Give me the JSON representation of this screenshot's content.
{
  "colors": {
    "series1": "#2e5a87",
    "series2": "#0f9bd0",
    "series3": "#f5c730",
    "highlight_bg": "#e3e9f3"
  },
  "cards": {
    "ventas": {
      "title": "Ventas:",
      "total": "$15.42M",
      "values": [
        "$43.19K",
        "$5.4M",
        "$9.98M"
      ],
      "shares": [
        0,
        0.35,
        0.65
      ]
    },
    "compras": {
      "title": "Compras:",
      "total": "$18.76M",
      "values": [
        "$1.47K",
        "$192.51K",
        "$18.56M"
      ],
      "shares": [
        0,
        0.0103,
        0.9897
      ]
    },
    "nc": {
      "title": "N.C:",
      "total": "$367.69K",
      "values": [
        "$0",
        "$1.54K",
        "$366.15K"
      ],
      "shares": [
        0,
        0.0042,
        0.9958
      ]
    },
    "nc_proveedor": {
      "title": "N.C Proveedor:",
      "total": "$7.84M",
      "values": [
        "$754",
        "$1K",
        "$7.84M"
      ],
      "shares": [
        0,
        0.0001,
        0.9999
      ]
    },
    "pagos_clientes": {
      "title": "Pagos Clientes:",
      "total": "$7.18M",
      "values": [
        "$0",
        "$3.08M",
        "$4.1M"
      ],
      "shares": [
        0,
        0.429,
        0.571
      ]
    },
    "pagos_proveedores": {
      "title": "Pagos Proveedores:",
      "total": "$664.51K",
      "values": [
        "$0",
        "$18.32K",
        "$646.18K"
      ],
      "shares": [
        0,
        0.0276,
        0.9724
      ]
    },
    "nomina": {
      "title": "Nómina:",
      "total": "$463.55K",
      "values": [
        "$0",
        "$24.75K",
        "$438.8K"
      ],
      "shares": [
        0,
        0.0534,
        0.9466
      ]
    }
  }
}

Task goal: Each line of the material above must be retyped precisely.

Output for this exercise:
Give me the JSON representation of this screenshot's content.
{
  "colors": {
    "series1": "#2e5a87",
    "series2": "#0f9bd0",
    "series3": "#f5c730",
    "highlight_bg": "#e3e9f3"
  },
  "cards": {
    "ventas": {
      "title": "Ventas:",
      "total": "$15.42M",
      "values": [
        "$43.19K",
        "$5.4M",
        "$9.98M"
      ],
      "shares": [
        0,
        0.35,
        0.65
      ]
    },
    "compras": {
      "title": "Compras:",
      "total": "$18.76M",
      "values": [
        "$1.47K",
        "$192.51K",
        "$18.56M"
      ],
      "shares": [
        0,
        0.0103,
        0.9897
      ]
    },
    "nc": {
      "title": "N.C:",
      "total": "$367.69K",
      "values": [
        "$0",
        "$1.54K",
        "$366.15K"
      ],
      "shares": [
        0,
        0.0042,
        0.9958
      ]
    },
    "nc_proveedor": {
      "title": "N.C Proveedor:",
      "total": "$7.84M",
      "values": [
        "$754",
        "$1K",
        "$7.84M"
      ],
      "shares": [
        0,
        0.0001,
        0.9999
      ]
    },
    "pagos_clientes": {
      "title": "Pagos Clientes:",
      "total": "$7.18M",
      "values": [
        "$0",
        "$3.08M",
        "$4.1M"
      ],
      "shares": [
        0,
        0.429,
        0.571
      ]
    },
    "pagos_proveedores": {
      "title": "Pagos Proveedores:",
      "total": "$664.51K",
      "values": [
        "$0",
        "$18.32K",
        "$646.18K"
      ],
      "shares": [
        0,
        0.0276,
        0.9724
      ]
    },
    "nomina": {
      "title": "Nómina:",
      "total": "$463.55K",
      "values": [
        "$0",
        "$24.75K",
        "$438.8K"
      ],
      "shares": [
        0,
        0.0534,
        0.9466
      ]
    }
  }
}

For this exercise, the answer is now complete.